Isolate every line in the data with the string "name" and copy it.

━━ RECORDS FOR THIS EXERCISE ━━

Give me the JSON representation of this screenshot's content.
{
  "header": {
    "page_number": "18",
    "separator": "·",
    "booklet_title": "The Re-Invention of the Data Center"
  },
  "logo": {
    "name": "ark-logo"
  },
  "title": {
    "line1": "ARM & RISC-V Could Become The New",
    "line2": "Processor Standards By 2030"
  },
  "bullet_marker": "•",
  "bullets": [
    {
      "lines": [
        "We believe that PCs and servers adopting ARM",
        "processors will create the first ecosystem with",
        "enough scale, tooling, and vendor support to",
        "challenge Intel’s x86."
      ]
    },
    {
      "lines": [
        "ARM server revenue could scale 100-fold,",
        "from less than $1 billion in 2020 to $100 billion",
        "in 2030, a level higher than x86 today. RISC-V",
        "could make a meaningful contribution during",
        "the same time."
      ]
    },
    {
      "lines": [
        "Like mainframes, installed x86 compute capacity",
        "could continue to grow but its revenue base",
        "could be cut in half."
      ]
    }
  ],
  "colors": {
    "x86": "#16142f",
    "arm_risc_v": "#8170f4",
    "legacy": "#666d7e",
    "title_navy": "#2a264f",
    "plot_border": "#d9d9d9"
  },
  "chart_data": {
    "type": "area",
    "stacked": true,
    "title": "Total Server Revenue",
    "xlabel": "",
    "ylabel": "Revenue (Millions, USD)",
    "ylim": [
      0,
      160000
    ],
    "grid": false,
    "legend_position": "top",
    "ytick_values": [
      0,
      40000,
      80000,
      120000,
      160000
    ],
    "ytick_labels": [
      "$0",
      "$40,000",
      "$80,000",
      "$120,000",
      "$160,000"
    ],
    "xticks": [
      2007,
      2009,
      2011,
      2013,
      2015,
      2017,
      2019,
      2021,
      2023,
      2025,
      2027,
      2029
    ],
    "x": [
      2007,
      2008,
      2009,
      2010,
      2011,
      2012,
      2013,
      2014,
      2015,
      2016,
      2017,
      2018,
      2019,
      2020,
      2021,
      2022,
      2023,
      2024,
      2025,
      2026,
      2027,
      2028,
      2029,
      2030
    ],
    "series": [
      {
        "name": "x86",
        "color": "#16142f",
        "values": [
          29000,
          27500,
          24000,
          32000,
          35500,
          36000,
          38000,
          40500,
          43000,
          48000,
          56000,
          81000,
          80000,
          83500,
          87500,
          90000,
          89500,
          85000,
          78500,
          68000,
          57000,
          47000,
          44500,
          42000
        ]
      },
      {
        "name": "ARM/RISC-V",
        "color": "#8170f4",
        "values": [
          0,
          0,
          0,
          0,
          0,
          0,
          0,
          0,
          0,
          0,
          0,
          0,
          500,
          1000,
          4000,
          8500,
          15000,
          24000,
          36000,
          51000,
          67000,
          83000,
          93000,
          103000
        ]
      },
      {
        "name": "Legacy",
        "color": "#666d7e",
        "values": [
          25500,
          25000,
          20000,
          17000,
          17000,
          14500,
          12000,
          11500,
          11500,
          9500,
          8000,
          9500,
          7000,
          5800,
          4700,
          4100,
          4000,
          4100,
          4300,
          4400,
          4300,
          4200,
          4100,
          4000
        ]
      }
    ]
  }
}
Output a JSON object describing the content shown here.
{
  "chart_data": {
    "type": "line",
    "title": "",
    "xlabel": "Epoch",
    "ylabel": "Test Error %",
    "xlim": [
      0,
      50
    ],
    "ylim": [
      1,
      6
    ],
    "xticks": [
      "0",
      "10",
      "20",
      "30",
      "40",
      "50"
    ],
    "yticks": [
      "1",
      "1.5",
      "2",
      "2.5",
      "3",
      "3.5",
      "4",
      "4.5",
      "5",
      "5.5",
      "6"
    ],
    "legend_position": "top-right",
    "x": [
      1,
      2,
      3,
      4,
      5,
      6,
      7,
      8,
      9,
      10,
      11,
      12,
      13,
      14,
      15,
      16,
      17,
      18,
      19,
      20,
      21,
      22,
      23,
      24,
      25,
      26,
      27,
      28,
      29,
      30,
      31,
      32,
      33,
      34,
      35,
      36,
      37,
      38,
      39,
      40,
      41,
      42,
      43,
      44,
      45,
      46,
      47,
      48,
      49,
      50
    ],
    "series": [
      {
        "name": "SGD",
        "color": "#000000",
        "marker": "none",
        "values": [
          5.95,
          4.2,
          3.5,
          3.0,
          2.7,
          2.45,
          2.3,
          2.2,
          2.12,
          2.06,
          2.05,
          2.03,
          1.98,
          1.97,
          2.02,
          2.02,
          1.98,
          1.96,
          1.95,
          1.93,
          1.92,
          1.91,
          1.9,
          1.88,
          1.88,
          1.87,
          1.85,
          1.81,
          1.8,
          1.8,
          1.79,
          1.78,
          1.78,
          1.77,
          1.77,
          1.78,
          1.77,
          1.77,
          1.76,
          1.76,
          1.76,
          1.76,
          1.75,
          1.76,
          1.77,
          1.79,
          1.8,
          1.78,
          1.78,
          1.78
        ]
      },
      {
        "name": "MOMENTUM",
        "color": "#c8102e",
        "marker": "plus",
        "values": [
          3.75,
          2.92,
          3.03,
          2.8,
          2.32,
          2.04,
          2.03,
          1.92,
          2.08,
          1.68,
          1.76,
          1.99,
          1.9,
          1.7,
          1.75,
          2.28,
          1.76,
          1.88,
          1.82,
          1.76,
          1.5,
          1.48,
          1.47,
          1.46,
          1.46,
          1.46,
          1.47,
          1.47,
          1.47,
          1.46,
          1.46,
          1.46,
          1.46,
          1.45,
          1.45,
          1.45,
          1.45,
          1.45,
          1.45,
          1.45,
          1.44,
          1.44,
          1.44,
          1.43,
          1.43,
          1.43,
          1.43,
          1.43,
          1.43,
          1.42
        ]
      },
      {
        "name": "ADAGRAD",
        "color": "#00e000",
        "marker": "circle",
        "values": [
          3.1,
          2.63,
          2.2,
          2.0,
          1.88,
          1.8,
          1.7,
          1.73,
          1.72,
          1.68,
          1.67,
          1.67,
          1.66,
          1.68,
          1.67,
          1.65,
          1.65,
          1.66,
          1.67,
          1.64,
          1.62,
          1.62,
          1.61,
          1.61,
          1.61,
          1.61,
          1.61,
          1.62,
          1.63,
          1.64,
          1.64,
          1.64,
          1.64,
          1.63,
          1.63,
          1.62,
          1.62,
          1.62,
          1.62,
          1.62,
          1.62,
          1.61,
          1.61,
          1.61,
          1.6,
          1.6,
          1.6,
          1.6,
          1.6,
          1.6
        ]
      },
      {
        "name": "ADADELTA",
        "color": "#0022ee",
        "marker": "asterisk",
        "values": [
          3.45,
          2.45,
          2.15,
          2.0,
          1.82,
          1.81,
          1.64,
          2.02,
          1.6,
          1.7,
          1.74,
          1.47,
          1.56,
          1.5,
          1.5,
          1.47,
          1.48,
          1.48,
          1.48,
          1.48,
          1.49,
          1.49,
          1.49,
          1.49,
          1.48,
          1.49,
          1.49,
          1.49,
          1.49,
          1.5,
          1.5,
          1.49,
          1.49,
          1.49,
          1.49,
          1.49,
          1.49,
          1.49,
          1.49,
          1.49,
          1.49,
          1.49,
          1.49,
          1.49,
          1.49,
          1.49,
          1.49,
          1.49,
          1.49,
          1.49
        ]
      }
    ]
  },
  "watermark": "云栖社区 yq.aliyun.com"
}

━━━

WORKED ANSWER:
    "name": "ark-logo"
        "name": "x86",
        "name": "ARM/RISC-V",
        "name": "Legacy",
        "name": "SGD",
        "name": "MOMENTUM",
        "name": "ADAGRAD",
        "name": "ADADELTA",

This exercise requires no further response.